— Begin RAW DATA —

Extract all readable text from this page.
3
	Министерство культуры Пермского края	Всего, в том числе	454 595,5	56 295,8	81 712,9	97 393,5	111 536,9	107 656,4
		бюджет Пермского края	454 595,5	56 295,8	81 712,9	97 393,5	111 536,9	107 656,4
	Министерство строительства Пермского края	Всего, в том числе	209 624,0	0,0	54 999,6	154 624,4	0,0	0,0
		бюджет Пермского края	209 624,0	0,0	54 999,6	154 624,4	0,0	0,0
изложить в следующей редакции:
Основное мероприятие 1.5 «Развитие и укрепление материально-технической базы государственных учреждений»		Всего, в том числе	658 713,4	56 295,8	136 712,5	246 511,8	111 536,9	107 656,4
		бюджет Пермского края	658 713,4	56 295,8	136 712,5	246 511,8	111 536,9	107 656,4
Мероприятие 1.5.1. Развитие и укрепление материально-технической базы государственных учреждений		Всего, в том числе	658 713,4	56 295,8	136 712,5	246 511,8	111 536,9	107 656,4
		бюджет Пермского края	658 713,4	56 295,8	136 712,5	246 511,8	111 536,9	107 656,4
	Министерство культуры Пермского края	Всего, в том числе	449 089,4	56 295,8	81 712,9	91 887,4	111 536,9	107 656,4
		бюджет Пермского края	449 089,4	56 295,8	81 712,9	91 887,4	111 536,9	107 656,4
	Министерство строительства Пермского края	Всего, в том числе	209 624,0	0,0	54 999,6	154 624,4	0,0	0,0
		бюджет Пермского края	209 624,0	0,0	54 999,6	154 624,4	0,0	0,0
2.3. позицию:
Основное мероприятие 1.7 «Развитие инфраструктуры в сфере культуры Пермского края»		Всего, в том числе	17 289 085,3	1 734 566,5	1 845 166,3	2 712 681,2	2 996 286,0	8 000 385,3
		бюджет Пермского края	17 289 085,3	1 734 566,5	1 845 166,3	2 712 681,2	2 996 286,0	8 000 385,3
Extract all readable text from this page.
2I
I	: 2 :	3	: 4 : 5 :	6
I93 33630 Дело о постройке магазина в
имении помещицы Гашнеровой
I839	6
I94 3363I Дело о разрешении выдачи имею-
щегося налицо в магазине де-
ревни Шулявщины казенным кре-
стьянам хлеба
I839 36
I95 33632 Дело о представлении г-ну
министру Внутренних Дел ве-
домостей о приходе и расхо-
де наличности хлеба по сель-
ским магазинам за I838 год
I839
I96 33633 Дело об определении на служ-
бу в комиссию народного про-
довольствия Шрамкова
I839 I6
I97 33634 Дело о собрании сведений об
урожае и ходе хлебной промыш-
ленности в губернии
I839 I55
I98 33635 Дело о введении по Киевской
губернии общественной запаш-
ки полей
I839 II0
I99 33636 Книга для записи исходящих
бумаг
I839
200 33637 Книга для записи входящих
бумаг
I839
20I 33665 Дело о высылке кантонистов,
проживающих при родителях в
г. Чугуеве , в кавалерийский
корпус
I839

— End RAW DATA —

■ STATED GOAL
Answer with a single number: the count of lines holding the word "Министерство".

■ SOLUTION TO THIS PROBLEM
4